START Data
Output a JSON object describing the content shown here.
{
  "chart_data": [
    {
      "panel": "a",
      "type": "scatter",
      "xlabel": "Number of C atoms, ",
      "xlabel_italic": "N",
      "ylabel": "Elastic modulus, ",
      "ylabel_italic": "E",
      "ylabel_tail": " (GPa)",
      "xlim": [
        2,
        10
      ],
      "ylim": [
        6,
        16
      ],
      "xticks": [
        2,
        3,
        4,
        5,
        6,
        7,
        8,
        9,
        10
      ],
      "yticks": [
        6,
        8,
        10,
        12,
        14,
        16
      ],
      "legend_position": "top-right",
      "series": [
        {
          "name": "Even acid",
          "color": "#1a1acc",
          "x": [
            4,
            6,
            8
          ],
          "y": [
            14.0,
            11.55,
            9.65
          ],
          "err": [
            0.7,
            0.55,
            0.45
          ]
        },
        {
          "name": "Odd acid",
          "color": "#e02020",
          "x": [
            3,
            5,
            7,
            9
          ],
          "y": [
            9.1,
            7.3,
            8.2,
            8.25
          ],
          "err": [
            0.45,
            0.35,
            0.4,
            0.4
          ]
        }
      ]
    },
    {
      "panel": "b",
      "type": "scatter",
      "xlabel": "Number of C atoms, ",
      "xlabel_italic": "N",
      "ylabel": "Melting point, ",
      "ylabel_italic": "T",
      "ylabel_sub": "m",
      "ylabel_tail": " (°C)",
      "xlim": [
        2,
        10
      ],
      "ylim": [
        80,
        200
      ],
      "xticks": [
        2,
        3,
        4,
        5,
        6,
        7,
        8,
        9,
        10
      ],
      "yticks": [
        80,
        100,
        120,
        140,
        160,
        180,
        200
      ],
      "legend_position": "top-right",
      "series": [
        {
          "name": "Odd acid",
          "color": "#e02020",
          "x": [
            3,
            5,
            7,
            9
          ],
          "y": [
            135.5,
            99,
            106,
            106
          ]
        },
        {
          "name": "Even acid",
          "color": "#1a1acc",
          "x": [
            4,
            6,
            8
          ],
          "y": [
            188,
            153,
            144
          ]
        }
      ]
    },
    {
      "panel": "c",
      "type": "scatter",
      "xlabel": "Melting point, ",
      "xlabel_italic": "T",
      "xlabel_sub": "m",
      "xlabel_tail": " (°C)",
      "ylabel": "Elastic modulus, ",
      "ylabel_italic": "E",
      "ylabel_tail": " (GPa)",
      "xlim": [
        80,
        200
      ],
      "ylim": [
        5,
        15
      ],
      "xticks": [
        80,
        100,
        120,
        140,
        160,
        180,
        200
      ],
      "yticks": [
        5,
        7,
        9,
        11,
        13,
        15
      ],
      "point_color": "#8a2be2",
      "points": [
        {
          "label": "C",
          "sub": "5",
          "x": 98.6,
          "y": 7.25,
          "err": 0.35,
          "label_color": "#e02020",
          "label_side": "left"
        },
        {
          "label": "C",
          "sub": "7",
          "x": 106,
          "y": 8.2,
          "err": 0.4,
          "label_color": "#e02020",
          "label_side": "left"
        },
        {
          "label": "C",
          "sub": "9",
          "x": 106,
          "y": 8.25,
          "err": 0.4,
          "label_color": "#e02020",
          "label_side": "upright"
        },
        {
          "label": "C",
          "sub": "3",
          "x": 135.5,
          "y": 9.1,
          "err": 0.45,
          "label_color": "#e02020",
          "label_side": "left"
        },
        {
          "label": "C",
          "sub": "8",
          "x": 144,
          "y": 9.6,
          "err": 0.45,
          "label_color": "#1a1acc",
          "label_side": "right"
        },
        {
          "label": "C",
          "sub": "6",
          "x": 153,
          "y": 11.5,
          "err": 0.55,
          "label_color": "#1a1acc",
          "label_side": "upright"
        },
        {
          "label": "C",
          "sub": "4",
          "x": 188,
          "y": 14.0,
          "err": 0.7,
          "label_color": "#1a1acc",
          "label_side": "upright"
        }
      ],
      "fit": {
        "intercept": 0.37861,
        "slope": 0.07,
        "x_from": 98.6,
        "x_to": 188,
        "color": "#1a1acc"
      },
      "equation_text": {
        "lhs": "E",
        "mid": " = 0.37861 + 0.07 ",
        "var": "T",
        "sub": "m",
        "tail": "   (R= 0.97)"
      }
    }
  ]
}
END Data
● Exercise: Using the listing above, pull out all lines that hold the word "Melting".

● Expected output:
      "ylabel": "Melting point, ",
      "xlabel": "Melting point, ",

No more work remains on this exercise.